▶ [TASK TO CARRY OUT]: Copy out every line exactly as given.

(Stored data)
• • • • • • •
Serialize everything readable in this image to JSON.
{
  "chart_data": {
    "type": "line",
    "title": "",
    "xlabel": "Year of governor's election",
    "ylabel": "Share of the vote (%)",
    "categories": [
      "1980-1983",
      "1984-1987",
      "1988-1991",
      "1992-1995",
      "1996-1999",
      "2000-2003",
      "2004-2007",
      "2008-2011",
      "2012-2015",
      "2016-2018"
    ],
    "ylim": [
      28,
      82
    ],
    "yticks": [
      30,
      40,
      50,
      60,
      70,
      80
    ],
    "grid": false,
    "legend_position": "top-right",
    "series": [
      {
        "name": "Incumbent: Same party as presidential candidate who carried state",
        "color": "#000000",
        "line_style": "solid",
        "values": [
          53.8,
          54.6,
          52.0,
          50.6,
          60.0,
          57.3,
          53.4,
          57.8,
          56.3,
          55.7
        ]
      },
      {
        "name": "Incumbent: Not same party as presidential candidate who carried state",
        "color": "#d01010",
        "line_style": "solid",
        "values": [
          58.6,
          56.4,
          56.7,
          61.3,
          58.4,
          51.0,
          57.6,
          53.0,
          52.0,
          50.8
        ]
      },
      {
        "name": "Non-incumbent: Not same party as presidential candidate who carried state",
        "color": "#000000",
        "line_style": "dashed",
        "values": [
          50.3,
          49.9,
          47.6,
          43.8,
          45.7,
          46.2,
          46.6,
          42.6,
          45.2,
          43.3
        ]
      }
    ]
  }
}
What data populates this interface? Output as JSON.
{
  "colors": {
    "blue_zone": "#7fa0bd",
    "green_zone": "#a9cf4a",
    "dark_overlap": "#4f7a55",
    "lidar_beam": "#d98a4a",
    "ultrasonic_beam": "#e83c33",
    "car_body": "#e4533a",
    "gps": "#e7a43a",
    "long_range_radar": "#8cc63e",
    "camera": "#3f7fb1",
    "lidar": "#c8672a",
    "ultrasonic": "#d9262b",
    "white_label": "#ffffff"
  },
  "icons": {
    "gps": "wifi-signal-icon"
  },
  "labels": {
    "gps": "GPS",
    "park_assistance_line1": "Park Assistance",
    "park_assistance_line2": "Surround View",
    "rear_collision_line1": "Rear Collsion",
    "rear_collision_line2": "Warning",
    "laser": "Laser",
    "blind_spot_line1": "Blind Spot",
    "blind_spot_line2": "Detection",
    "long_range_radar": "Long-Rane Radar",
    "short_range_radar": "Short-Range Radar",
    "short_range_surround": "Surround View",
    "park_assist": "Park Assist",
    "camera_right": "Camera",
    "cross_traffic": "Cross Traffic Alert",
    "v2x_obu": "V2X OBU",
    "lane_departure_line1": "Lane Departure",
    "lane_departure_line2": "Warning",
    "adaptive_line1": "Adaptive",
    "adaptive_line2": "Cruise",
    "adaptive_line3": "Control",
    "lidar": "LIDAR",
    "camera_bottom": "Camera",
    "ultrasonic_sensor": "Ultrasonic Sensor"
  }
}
• • • • • • •
▶ [WRITTEN REPLY]:
Serialize everything readable in this image to JSON.
{
  "chart_data": {
    "type": "line",
    "title": "",
    "xlabel": "Year of governor's election",
    "ylabel": "Share of the vote (%)",
    "categories": [
      "1980-1983",
      "1984-1987",
      "1988-1991",
      "1992-1995",
      "1996-1999",
      "2000-2003",
      "2004-2007",
      "2008-2011",
      "2012-2015",
      "2016-2018"
    ],
    "ylim": [
      28,
      82
    ],
    "yticks": [
      30,
      40,
      50,
      60,
      70,
      80
    ],
    "grid": false,
    "legend_position": "top-right",
    "series": [
      {
        "name": "Incumbent: Same party as presidential candidate who carried state",
        "color": "#000000",
        "line_style": "solid",
        "values": [
          53.8,
          54.6,
          52.0,
          50.6,
          60.0,
          57.3,
          53.4,
          57.8,
          56.3,
          55.7
        ]
      },
      {
        "name": "Incumbent: Not same party as presidential candidate who carried state",
        "color": "#d01010",
        "line_style": "solid",
        "values": [
          58.6,
          56.4,
          56.7,
          61.3,
          58.4,
          51.0,
          57.6,
          53.0,
          52.0,
          50.8
        ]
      },
      {
        "name": "Non-incumbent: Not same party as presidential candidate who carried state",
        "color": "#000000",
        "line_style": "dashed",
        "values": [
          50.3,
          49.9,
          47.6,
          43.8,
          45.7,
          46.2,
          46.6,
          42.6,
          45.2,
          43.3
        ]
      }
    ]
  }
}
What data populates this interface? Output as JSON.
{
  "colors": {
    "blue_zone": "#7fa0bd",
    "green_zone": "#a9cf4a",
    "dark_overlap": "#4f7a55",
    "lidar_beam": "#d98a4a",
    "ultrasonic_beam": "#e83c33",
    "car_body": "#e4533a",
    "gps": "#e7a43a",
    "long_range_radar": "#8cc63e",
    "camera": "#3f7fb1",
    "lidar": "#c8672a",
    "ultrasonic": "#d9262b",
    "white_label": "#ffffff"
  },
  "icons": {
    "gps": "wifi-signal-icon"
  },
  "labels": {
    "gps": "GPS",
    "park_assistance_line1": "Park Assistance",
    "park_assistance_line2": "Surround View",
    "rear_collision_line1": "Rear Collsion",
    "rear_collision_line2": "Warning",
    "laser": "Laser",
    "blind_spot_line1": "Blind Spot",
    "blind_spot_line2": "Detection",
    "long_range_radar": "Long-Rane Radar",
    "short_range_radar": "Short-Range Radar",
    "short_range_surround": "Surround View",
    "park_assist": "Park Assist",
    "camera_right": "Camera",
    "cross_traffic": "Cross Traffic Alert",
    "v2x_obu": "V2X OBU",
    "lane_departure_line1": "Lane Departure",
    "lane_departure_line2": "Warning",
    "adaptive_line1": "Adaptive",
    "adaptive_line2": "Cruise",
    "adaptive_line3": "Control",
    "lidar": "LIDAR",
    "camera_bottom": "Camera",
    "ultrasonic_sensor": "Ultrasonic Sensor"
  }
}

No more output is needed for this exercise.